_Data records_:
──────────
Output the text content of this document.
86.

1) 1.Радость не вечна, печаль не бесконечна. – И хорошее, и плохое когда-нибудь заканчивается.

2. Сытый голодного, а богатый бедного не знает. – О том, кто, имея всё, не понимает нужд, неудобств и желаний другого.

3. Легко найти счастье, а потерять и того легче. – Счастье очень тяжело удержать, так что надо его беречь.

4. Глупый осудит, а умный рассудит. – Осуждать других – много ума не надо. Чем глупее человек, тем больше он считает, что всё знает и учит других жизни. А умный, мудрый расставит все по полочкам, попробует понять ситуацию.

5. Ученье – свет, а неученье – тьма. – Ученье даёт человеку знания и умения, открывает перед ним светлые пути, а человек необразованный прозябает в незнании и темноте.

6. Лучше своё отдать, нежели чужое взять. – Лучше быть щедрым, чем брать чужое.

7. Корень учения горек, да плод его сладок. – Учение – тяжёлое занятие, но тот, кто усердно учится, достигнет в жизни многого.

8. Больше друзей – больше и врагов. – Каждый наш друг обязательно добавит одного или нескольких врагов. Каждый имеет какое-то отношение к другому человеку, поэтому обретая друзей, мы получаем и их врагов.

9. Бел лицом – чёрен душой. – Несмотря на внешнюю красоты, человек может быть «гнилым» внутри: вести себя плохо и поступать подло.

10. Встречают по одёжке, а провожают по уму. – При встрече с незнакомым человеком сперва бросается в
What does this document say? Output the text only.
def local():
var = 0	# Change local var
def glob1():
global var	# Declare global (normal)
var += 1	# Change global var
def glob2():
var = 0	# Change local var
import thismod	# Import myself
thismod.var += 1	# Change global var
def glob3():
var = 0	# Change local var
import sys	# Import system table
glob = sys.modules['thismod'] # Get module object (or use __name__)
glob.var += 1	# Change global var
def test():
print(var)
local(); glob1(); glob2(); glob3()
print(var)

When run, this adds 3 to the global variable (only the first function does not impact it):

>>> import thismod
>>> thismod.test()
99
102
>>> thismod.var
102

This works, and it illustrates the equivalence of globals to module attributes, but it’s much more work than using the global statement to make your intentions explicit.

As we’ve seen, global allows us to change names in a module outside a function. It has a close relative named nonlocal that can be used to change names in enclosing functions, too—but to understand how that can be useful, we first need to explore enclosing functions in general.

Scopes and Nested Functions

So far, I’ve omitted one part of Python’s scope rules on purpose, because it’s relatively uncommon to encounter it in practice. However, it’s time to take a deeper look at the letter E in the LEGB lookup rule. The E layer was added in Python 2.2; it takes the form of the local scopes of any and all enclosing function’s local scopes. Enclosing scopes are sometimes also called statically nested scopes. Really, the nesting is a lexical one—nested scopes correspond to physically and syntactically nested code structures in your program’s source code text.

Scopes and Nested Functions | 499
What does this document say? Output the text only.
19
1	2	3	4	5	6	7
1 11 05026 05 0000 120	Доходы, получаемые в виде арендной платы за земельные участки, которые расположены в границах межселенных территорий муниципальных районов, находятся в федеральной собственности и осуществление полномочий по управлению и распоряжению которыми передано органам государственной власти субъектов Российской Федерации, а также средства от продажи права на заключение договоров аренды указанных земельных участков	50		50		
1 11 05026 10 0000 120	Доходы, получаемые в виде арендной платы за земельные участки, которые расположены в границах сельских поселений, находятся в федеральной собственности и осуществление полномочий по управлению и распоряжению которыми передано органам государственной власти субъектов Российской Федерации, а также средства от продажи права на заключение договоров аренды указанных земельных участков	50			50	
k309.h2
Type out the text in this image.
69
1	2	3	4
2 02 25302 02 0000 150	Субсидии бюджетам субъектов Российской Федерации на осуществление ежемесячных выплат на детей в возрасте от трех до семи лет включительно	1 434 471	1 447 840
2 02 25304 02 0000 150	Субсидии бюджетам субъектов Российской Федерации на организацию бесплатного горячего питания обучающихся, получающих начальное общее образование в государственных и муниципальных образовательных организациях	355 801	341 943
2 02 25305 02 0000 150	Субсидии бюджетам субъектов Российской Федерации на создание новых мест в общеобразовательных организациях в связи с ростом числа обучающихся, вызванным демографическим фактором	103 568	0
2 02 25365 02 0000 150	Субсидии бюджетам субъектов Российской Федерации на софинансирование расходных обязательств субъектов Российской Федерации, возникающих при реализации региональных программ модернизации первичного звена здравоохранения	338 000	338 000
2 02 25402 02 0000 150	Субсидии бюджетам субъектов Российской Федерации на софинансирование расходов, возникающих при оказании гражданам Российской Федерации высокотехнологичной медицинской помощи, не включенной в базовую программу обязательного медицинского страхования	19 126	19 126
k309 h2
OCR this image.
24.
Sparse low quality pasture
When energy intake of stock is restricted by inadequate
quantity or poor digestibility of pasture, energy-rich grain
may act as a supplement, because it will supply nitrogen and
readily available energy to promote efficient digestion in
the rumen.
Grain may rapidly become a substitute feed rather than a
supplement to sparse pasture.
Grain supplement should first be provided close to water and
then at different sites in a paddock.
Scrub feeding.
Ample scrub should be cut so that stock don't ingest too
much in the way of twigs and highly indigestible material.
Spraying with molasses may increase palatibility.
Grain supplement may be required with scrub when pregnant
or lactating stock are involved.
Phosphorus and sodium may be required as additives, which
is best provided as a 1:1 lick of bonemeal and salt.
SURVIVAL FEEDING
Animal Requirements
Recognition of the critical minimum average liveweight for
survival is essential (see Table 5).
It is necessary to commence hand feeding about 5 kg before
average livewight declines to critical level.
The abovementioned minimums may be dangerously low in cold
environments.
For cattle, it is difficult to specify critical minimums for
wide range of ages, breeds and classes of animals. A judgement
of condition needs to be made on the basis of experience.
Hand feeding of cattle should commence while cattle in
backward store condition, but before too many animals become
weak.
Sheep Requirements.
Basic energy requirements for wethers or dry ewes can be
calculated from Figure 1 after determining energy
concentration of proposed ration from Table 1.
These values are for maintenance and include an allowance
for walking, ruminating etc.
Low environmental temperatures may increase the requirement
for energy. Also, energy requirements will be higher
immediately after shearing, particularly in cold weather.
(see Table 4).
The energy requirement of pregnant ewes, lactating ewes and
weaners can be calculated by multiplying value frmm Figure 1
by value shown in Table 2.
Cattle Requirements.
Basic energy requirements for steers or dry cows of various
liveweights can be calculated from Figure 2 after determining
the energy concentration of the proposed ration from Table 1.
──────────
All of the entries above should be written out again exactly.

Output the text content of this document.
86.

1) 1.Радость не вечна, печаль не бесконечна. – И хорошее, и плохое когда-нибудь заканчивается.

2. Сытый голодного, а богатый бедного не знает. – О том, кто, имея всё, не понимает нужд, неудобств и желаний другого.

3. Легко найти счастье, а потерять и того легче. – Счастье очень тяжело удержать, так что надо его беречь.

4. Глупый осудит, а умный рассудит. – Осуждать других – много ума не надо. Чем глупее человек, тем больше он считает, что всё знает и учит других жизни. А умный, мудрый расставит все по полочкам, попробует понять ситуацию.

5. Ученье – свет, а неученье – тьма. – Ученье даёт человеку знания и умения, открывает перед ним светлые пути, а человек необразованный прозябает в незнании и темноте.

6. Лучше своё отдать, нежели чужое взять. – Лучше быть щедрым, чем брать чужое.

7. Корень учения горек, да плод его сладок. – Учение – тяжёлое занятие, но тот, кто усердно учится, достигнет в жизни многого.

8. Больше друзей – больше и врагов. – Каждый наш друг обязательно добавит одного или нескольких врагов. Каждый имеет какое-то отношение к другому человеку, поэтому обретая друзей, мы получаем и их врагов.

9. Бел лицом – чёрен душой. – Несмотря на внешнюю красоты, человек может быть «гнилым» внутри: вести себя плохо и поступать подло.

10. Встречают по одёжке, а провожают по уму. – При встрече с незнакомым человеком сперва бросается в
What does this document say? Output the text only.
def local():
var = 0	# Change local var
def glob1():
global var	# Declare global (normal)
var += 1	# Change global var
def glob2():
var = 0	# Change local var
import thismod	# Import myself
thismod.var += 1	# Change global var
def glob3():
var = 0	# Change local var
import sys	# Import system table
glob = sys.modules['thismod'] # Get module object (or use __name__)
glob.var += 1	# Change global var
def test():
print(var)
local(); glob1(); glob2(); glob3()
print(var)

When run, this adds 3 to the global variable (only the first function does not impact it):

>>> import thismod
>>> thismod.test()
99
102
>>> thismod.var
102

This works, and it illustrates the equivalence of globals to module attributes, but it’s much more work than using the global statement to make your intentions explicit.

As we’ve seen, global allows us to change names in a module outside a function. It has a close relative named nonlocal that can be used to change names in enclosing functions, too—but to understand how that can be useful, we first need to explore enclosing functions in general.

Scopes and Nested Functions

So far, I’ve omitted one part of Python’s scope rules on purpose, because it’s relatively uncommon to encounter it in practice. However, it’s time to take a deeper look at the letter E in the LEGB lookup rule. The E layer was added in Python 2.2; it takes the form of the local scopes of any and all enclosing function’s local scopes. Enclosing scopes are sometimes also called statically nested scopes. Really, the nesting is a lexical one—nested scopes correspond to physically and syntactically nested code structures in your program’s source code text.

Scopes and Nested Functions | 499
What does this document say? Output the text only.
19
1	2	3	4	5	6	7
1 11 05026 05 0000 120	Доходы, получаемые в виде арендной платы за земельные участки, которые расположены в границах межселенных территорий муниципальных районов, находятся в федеральной собственности и осуществление полномочий по управлению и распоряжению которыми передано органам государственной власти субъектов Российской Федерации, а также средства от продажи права на заключение договоров аренды указанных земельных участков	50		50		
1 11 05026 10 0000 120	Доходы, получаемые в виде арендной платы за земельные участки, которые расположены в границах сельских поселений, находятся в федеральной собственности и осуществление полномочий по управлению и распоряжению которыми передано органам государственной власти субъектов Российской Федерации, а также средства от продажи права на заключение договоров аренды указанных земельных участков	50			50	
k309.h2
Type out the text in this image.
69
1	2	3	4
2 02 25302 02 0000 150	Субсидии бюджетам субъектов Российской Федерации на осуществление ежемесячных выплат на детей в возрасте от трех до семи лет включительно	1 434 471	1 447 840
2 02 25304 02 0000 150	Субсидии бюджетам субъектов Российской Федерации на организацию бесплатного горячего питания обучающихся, получающих начальное общее образование в государственных и муниципальных образовательных организациях	355 801	341 943
2 02 25305 02 0000 150	Субсидии бюджетам субъектов Российской Федерации на создание новых мест в общеобразовательных организациях в связи с ростом числа обучающихся, вызванным демографическим фактором	103 568	0
2 02 25365 02 0000 150	Субсидии бюджетам субъектов Российской Федерации на софинансирование расходных обязательств субъектов Российской Федерации, возникающих при реализации региональных программ модернизации первичного звена здравоохранения	338 000	338 000
2 02 25402 02 0000 150	Субсидии бюджетам субъектов Российской Федерации на софинансирование расходов, возникающих при оказании гражданам Российской Федерации высокотехнологичной медицинской помощи, не включенной в базовую программу обязательного медицинского страхования	19 126	19 126
k309 h2
OCR this image.
24.
Sparse low quality pasture
When energy intake of stock is restricted by inadequate
quantity or poor digestibility of pasture, energy-rich grain
may act as a supplement, because it will supply nitrogen and
readily available energy to promote efficient digestion in
the rumen.
Grain may rapidly become a substitute feed rather than a
supplement to sparse pasture.
Grain supplement should first be provided close to water and
then at different sites in a paddock.
Scrub feeding.
Ample scrub should be cut so that stock don't ingest too
much in the way of twigs and highly indigestible material.
Spraying with molasses may increase palatibility.
Grain supplement may be required with scrub when pregnant
or lactating stock are involved.
Phosphorus and sodium may be required as additives, which
is best provided as a 1:1 lick of bonemeal and salt.
SURVIVAL FEEDING
Animal Requirements
Recognition of the critical minimum average liveweight for
survival is essential (see Table 5).
It is necessary to commence hand feeding about 5 kg before
average livewight declines to critical level.
The abovementioned minimums may be dangerously low in cold
environments.
For cattle, it is difficult to specify critical minimums for
wide range of ages, breeds and classes of animals. A judgement
of condition needs to be made on the basis of experience.
Hand feeding of cattle should commence while cattle in
backward store condition, but before too many animals become
weak.
Sheep Requirements.
Basic energy requirements for wethers or dry ewes can be
calculated from Figure 1 after determining energy
concentration of proposed ration from Table 1.
These values are for maintenance and include an allowance
for walking, ruminating etc.
Low environmental temperatures may increase the requirement
for energy. Also, energy requirements will be higher
immediately after shearing, particularly in cold weather.
(see Table 4).
The energy requirement of pregnant ewes, lactating ewes and
weaners can be calculated by multiplying value frmm Figure 1
by value shown in Table 2.
Cattle Requirements.
Basic energy requirements for steers or dry cows of various
liveweights can be calculated from Figure 2 after determining
the energy concentration of the proposed ration from Table 1.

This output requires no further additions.